Job –
How many lines in these records hold the string "Pion"? Reply with the number alone.

Listed entries –
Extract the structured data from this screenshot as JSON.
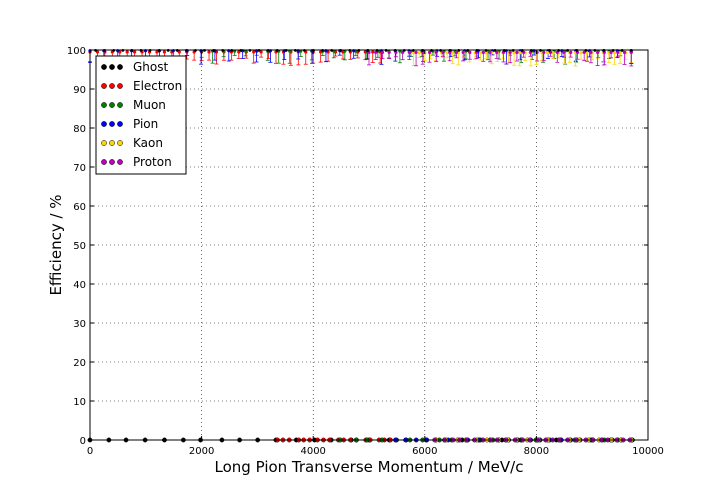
{
  "chart_data": {
    "type": "scatter",
    "xlabel": "Long Pion Transverse Momentum / MeV/c",
    "ylabel": "Efficiency / %",
    "xlim": [
      0,
      10000
    ],
    "ylim": [
      0,
      100
    ],
    "x_ticks": [
      "0",
      "2000",
      "4000",
      "6000",
      "8000",
      "10000"
    ],
    "y_ticks": [
      "0",
      "10",
      "20",
      "30",
      "40",
      "50",
      "60",
      "70",
      "80",
      "90",
      "100"
    ],
    "grid": true,
    "legend_position": "top-left",
    "series": [
      {
        "name": "Ghost",
        "color": "#000000",
        "x_range": [
          0,
          9700
        ],
        "y": 0,
        "points": 30,
        "note_level": "bottom"
      },
      {
        "name": "Electron",
        "color": "#ff0000",
        "x_range": [
          3350,
          5400
        ],
        "y": 0,
        "points": 18,
        "top_x_range": [
          0,
          5200
        ],
        "top_y": 99.5
      },
      {
        "name": "Muon",
        "color": "#008000",
        "x_range": [
          4500,
          9700
        ],
        "y": 0,
        "points": 22,
        "top_x_range": [
          2000,
          9700
        ],
        "top_y": 99.7
      },
      {
        "name": "Pion",
        "color": "#0000ff",
        "x_range": [
          5500,
          9700
        ],
        "y": 0,
        "points": 24,
        "top_x_range": [
          0,
          9700
        ],
        "top_y": 99.8
      },
      {
        "name": "Kaon",
        "color": "#ffd700",
        "x_range": [
          6200,
          9700
        ],
        "y": 0,
        "points": 20,
        "top_x_range": [
          5800,
          9700
        ],
        "top_y": 99.3
      },
      {
        "name": "Proton",
        "color": "#bf00bf",
        "x_range": [
          6200,
          9700
        ],
        "y": 0,
        "points": 26,
        "top_x_range": [
          5000,
          9700
        ],
        "top_y": 99.4
      }
    ]
  }
}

Result of the exercise –
2